*EXERCISE DIRECTIONS*
Your task is to give the data again, exactly, with every line intact.

*PROVIDED MATERIAL*
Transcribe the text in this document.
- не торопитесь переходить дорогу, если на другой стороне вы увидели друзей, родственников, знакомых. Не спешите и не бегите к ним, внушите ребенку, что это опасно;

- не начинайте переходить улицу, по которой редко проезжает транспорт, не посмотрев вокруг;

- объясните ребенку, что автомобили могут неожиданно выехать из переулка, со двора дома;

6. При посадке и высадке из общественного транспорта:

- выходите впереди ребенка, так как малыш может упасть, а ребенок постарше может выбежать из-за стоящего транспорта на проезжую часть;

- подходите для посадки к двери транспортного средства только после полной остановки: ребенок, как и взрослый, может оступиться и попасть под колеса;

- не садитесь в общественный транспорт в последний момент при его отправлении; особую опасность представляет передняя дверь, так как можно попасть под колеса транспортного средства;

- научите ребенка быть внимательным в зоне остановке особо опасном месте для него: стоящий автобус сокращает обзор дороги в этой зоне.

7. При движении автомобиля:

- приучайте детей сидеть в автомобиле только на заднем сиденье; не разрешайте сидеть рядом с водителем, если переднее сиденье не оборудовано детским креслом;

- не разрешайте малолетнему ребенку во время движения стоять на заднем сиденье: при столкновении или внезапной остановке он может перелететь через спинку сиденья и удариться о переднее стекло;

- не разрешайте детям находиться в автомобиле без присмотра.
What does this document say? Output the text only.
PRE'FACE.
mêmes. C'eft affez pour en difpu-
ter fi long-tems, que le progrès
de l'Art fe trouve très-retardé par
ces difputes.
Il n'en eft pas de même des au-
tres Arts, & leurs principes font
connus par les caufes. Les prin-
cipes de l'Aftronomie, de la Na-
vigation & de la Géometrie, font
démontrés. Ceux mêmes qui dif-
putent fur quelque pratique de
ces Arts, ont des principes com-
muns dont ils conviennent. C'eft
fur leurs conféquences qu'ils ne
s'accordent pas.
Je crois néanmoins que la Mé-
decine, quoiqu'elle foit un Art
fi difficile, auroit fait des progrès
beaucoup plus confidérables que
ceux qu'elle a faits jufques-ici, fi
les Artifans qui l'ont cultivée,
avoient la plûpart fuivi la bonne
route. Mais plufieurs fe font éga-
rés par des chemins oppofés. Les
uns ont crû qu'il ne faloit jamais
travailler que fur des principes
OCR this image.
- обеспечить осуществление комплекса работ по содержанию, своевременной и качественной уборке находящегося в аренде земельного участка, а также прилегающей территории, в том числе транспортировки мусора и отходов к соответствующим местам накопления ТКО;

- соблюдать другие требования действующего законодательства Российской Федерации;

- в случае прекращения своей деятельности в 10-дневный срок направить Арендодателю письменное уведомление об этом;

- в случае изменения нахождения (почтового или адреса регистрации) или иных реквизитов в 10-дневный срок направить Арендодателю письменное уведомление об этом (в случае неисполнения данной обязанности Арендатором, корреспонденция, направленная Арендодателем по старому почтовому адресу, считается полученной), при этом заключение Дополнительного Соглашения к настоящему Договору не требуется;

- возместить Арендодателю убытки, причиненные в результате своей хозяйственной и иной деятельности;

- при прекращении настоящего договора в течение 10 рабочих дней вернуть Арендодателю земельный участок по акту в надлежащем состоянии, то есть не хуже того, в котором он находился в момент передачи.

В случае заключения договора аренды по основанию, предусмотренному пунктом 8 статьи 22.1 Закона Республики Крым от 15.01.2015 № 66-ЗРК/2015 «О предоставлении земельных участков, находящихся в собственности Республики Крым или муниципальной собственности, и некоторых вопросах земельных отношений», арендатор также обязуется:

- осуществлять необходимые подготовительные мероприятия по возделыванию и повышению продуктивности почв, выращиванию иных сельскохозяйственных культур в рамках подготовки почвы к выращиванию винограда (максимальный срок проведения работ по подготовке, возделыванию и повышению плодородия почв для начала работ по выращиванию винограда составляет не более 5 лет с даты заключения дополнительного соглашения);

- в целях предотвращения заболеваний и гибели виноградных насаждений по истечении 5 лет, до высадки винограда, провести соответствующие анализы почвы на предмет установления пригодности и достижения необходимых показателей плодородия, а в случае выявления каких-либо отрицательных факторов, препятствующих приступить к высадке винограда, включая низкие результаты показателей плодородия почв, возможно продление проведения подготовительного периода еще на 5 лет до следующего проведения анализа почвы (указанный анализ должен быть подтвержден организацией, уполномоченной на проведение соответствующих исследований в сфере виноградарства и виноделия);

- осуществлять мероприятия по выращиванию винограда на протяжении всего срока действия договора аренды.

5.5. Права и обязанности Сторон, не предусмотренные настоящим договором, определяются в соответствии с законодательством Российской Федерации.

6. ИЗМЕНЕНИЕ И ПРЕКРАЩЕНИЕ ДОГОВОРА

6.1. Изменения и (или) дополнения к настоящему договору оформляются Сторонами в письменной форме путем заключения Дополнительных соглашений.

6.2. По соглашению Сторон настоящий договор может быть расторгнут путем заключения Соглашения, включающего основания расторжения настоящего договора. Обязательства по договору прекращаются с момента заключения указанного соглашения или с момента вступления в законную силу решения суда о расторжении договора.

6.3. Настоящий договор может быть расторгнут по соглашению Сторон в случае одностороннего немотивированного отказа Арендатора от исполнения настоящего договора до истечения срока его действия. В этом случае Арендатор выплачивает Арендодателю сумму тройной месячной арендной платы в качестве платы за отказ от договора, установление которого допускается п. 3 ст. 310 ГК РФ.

*RESULT FOR THIS EXERCISE*
Transcribe the text in this document.
- не торопитесь переходить дорогу, если на другой стороне вы увидели друзей, родственников, знакомых. Не спешите и не бегите к ним, внушите ребенку, что это опасно;

- не начинайте переходить улицу, по которой редко проезжает транспорт, не посмотрев вокруг;

- объясните ребенку, что автомобили могут неожиданно выехать из переулка, со двора дома;

6. При посадке и высадке из общественного транспорта:

- выходите впереди ребенка, так как малыш может упасть, а ребенок постарше может выбежать из-за стоящего транспорта на проезжую часть;

- подходите для посадки к двери транспортного средства только после полной остановки: ребенок, как и взрослый, может оступиться и попасть под колеса;

- не садитесь в общественный транспорт в последний момент при его отправлении; особую опасность представляет передняя дверь, так как можно попасть под колеса транспортного средства;

- научите ребенка быть внимательным в зоне остановке особо опасном месте для него: стоящий автобус сокращает обзор дороги в этой зоне.

7. При движении автомобиля:

- приучайте детей сидеть в автомобиле только на заднем сиденье; не разрешайте сидеть рядом с водителем, если переднее сиденье не оборудовано детским креслом;

- не разрешайте малолетнему ребенку во время движения стоять на заднем сиденье: при столкновении или внезапной остановке он может перелететь через спинку сиденья и удариться о переднее стекло;

- не разрешайте детям находиться в автомобиле без присмотра.
What does this document say? Output the text only.
PRE'FACE.
mêmes. C'eft affez pour en difpu-
ter fi long-tems, que le progrès
de l'Art fe trouve très-retardé par
ces difputes.
Il n'en eft pas de même des au-
tres Arts, & leurs principes font
connus par les caufes. Les prin-
cipes de l'Aftronomie, de la Na-
vigation & de la Géometrie, font
démontrés. Ceux mêmes qui dif-
putent fur quelque pratique de
ces Arts, ont des principes com-
muns dont ils conviennent. C'eft
fur leurs conféquences qu'ils ne
s'accordent pas.
Je crois néanmoins que la Mé-
decine, quoiqu'elle foit un Art
fi difficile, auroit fait des progrès
beaucoup plus confidérables que
ceux qu'elle a faits jufques-ici, fi
les Artifans qui l'ont cultivée,
avoient la plûpart fuivi la bonne
route. Mais plufieurs fe font éga-
rés par des chemins oppofés. Les
uns ont crû qu'il ne faloit jamais
travailler que fur des principes
OCR this image.
- обеспечить осуществление комплекса работ по содержанию, своевременной и качественной уборке находящегося в аренде земельного участка, а также прилегающей территории, в том числе транспортировки мусора и отходов к соответствующим местам накопления ТКО;

- соблюдать другие требования действующего законодательства Российской Федерации;

- в случае прекращения своей деятельности в 10-дневный срок направить Арендодателю письменное уведомление об этом;

- в случае изменения нахождения (почтового или адреса регистрации) или иных реквизитов в 10-дневный срок направить Арендодателю письменное уведомление об этом (в случае неисполнения данной обязанности Арендатором, корреспонденция, направленная Арендодателем по старому почтовому адресу, считается полученной), при этом заключение Дополнительного Соглашения к настоящему Договору не требуется;

- возместить Арендодателю убытки, причиненные в результате своей хозяйственной и иной деятельности;

- при прекращении настоящего договора в течение 10 рабочих дней вернуть Арендодателю земельный участок по акту в надлежащем состоянии, то есть не хуже того, в котором он находился в момент передачи.

В случае заключения договора аренды по основанию, предусмотренному пунктом 8 статьи 22.1 Закона Республики Крым от 15.01.2015 № 66-ЗРК/2015 «О предоставлении земельных участков, находящихся в собственности Республики Крым или муниципальной собственности, и некоторых вопросах земельных отношений», арендатор также обязуется:

- осуществлять необходимые подготовительные мероприятия по возделыванию и повышению продуктивности почв, выращиванию иных сельскохозяйственных культур в рамках подготовки почвы к выращиванию винограда (максимальный срок проведения работ по подготовке, возделыванию и повышению плодородия почв для начала работ по выращиванию винограда составляет не более 5 лет с даты заключения дополнительного соглашения);

- в целях предотвращения заболеваний и гибели виноградных насаждений по истечении 5 лет, до высадки винограда, провести соответствующие анализы почвы на предмет установления пригодности и достижения необходимых показателей плодородия, а в случае выявления каких-либо отрицательных факторов, препятствующих приступить к высадке винограда, включая низкие результаты показателей плодородия почв, возможно продление проведения подготовительного периода еще на 5 лет до следующего проведения анализа почвы (указанный анализ должен быть подтвержден организацией, уполномоченной на проведение соответствующих исследований в сфере виноградарства и виноделия);

- осуществлять мероприятия по выращиванию винограда на протяжении всего срока действия договора аренды.

5.5. Права и обязанности Сторон, не предусмотренные настоящим договором, определяются в соответствии с законодательством Российской Федерации.

6. ИЗМЕНЕНИЕ И ПРЕКРАЩЕНИЕ ДОГОВОРА

6.1. Изменения и (или) дополнения к настоящему договору оформляются Сторонами в письменной форме путем заключения Дополнительных соглашений.

6.2. По соглашению Сторон настоящий договор может быть расторгнут путем заключения Соглашения, включающего основания расторжения настоящего договора. Обязательства по договору прекращаются с момента заключения указанного соглашения или с момента вступления в законную силу решения суда о расторжении договора.

6.3. Настоящий договор может быть расторгнут по соглашению Сторон в случае одностороннего немотивированного отказа Арендатора от исполнения настоящего договора до истечения срока его действия. В этом случае Арендатор выплачивает Арендодателю сумму тройной месячной арендной платы в качестве платы за отказ от договора, установление которого допускается п. 3 ст. 310 ГК РФ.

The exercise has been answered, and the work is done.